● Work to complete
Find every line of the listing below where "Produits" appears, and copy it.

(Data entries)
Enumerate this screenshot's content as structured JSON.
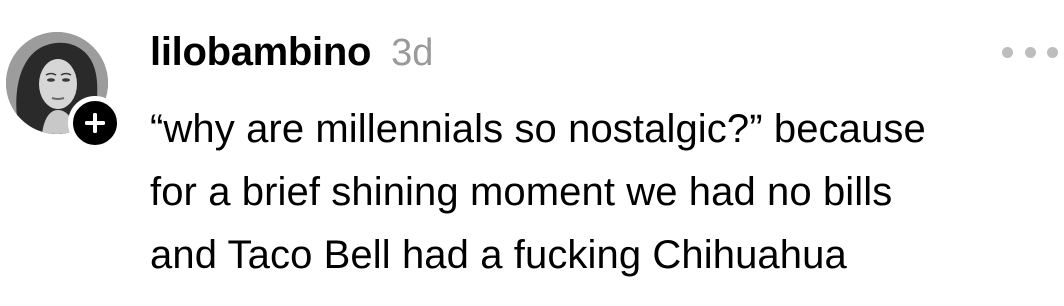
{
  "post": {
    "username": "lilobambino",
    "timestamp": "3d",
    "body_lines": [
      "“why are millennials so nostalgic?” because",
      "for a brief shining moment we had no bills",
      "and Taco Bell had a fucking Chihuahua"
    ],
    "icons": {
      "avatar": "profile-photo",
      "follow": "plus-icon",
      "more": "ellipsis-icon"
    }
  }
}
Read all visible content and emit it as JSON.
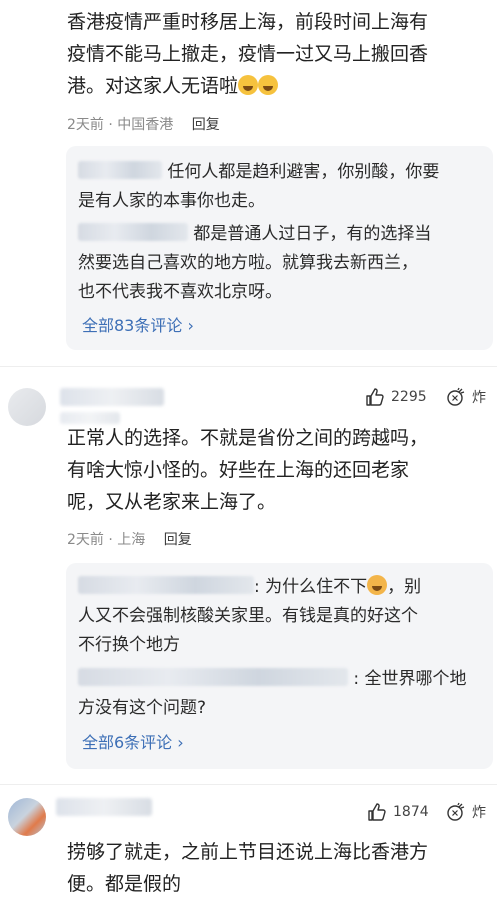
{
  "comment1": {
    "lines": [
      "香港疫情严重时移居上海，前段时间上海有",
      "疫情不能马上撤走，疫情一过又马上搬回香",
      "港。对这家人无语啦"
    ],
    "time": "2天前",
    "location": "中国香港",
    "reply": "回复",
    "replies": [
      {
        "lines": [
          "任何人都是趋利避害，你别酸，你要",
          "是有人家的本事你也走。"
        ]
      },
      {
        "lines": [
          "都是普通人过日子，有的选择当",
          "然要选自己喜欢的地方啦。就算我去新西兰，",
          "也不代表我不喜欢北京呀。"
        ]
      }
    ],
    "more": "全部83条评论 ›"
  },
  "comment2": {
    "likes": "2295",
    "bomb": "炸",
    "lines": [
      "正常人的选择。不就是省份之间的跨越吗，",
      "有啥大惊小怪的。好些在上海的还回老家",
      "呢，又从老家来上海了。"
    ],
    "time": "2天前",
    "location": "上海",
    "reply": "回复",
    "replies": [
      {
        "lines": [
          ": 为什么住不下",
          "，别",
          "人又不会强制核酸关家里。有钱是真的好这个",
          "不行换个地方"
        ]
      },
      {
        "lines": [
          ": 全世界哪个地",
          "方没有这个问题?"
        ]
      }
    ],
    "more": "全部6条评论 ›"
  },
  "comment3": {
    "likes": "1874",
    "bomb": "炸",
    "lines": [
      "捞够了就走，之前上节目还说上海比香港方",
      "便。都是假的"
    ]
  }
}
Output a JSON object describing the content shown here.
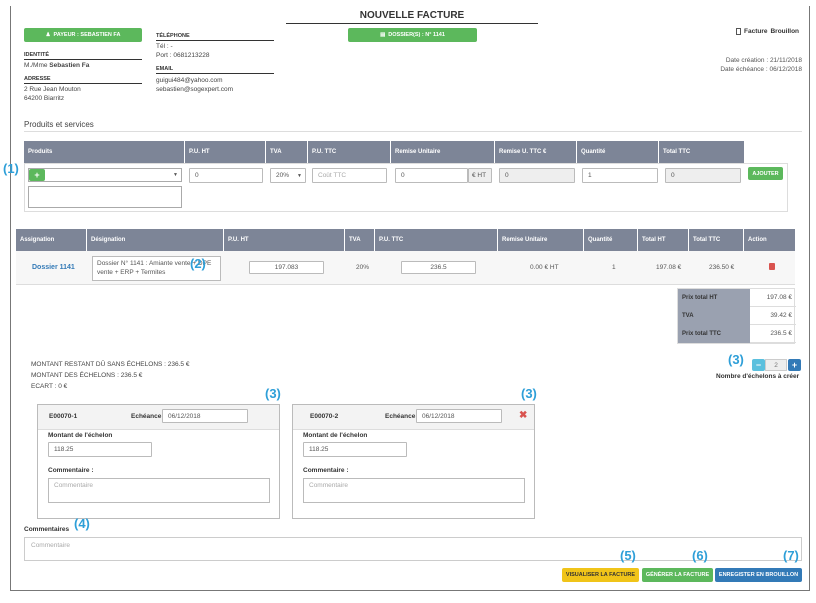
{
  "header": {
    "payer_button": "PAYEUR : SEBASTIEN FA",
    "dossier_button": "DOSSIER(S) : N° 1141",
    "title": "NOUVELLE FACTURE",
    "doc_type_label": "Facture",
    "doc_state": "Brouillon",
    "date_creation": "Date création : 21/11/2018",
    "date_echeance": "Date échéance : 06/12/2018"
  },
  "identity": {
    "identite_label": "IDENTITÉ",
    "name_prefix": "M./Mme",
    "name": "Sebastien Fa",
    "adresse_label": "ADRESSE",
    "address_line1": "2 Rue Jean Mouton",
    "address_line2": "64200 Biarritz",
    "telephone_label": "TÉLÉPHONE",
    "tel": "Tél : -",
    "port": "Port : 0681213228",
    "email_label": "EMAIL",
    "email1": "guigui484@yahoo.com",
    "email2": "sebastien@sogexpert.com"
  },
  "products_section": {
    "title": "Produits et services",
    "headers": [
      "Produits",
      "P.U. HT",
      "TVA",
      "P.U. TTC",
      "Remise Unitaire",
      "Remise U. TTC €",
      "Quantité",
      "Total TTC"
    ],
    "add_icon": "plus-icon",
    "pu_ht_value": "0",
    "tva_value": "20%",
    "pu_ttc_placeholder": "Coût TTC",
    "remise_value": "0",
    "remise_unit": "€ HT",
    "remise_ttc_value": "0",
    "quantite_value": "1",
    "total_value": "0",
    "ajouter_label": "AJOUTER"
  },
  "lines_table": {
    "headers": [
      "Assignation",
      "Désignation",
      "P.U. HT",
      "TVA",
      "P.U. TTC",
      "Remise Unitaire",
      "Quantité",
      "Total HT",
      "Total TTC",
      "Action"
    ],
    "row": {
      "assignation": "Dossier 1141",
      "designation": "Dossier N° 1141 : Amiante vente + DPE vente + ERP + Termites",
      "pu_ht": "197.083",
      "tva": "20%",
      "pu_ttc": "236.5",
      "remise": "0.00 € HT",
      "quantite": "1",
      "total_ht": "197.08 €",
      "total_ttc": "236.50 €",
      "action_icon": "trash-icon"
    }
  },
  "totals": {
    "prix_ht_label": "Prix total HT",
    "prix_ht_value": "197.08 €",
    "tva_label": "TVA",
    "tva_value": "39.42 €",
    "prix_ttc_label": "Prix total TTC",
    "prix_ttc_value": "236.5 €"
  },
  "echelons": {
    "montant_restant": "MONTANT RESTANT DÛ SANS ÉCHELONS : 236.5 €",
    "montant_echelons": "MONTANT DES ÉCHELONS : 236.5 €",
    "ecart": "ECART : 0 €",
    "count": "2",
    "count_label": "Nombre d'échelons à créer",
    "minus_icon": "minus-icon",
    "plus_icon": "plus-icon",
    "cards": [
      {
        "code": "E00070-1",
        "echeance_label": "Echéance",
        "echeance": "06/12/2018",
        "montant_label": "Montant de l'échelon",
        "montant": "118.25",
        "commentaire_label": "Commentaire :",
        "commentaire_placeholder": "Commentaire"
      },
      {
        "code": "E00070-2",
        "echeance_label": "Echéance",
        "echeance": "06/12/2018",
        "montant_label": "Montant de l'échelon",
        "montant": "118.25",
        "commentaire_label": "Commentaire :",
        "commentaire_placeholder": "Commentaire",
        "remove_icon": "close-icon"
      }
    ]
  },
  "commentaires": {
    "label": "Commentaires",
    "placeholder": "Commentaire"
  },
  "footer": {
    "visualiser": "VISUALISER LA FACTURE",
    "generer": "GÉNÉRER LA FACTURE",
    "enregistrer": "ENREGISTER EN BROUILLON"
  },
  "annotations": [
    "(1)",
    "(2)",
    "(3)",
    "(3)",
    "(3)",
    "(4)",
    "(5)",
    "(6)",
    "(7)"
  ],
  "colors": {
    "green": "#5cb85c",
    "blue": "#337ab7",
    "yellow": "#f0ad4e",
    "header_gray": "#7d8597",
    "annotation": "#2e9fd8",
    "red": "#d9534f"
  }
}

* * *

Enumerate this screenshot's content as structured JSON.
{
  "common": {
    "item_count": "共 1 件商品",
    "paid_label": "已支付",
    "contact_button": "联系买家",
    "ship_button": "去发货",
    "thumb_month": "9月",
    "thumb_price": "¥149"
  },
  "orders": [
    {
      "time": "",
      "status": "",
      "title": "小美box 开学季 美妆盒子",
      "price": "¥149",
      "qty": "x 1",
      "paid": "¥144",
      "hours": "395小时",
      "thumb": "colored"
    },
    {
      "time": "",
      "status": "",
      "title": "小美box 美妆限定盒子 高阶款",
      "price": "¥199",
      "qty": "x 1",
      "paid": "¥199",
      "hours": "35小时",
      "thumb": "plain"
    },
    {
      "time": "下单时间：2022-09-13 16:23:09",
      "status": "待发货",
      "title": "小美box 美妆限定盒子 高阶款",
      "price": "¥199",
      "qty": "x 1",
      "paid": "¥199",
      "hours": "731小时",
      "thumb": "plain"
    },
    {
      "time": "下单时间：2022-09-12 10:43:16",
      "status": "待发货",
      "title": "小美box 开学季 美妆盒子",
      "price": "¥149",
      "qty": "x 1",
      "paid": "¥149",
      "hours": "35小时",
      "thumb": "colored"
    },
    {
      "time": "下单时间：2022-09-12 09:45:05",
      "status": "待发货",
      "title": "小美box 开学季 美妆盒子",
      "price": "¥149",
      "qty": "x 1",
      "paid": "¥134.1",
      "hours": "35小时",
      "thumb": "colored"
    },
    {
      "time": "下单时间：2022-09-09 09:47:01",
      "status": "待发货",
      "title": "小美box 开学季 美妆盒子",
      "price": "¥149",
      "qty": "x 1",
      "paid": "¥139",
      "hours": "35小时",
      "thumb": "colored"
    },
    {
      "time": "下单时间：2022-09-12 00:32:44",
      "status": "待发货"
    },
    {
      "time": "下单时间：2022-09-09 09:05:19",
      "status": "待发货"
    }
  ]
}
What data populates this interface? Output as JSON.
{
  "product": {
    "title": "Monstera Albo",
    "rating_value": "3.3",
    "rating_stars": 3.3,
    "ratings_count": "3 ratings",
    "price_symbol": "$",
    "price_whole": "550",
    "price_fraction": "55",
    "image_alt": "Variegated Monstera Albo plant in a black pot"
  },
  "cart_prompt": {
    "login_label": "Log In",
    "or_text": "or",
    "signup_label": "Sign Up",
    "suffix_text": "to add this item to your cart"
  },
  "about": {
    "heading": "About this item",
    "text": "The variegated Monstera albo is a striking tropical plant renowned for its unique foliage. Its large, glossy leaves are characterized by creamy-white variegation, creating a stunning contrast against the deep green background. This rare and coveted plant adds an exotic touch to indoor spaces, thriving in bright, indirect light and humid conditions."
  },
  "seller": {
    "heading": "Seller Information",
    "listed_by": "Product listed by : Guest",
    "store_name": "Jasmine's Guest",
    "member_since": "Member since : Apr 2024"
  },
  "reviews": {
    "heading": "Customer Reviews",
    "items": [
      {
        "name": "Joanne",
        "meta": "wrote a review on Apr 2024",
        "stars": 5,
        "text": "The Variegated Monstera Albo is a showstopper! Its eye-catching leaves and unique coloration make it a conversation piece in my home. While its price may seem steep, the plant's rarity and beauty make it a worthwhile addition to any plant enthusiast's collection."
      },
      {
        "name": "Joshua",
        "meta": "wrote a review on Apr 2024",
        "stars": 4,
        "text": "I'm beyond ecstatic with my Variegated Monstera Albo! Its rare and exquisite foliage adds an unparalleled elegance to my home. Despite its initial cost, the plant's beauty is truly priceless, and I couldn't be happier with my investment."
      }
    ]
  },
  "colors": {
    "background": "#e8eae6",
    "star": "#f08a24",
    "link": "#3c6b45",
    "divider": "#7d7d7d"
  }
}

● Task answer
    "title": "Produits et services",
      "Produits",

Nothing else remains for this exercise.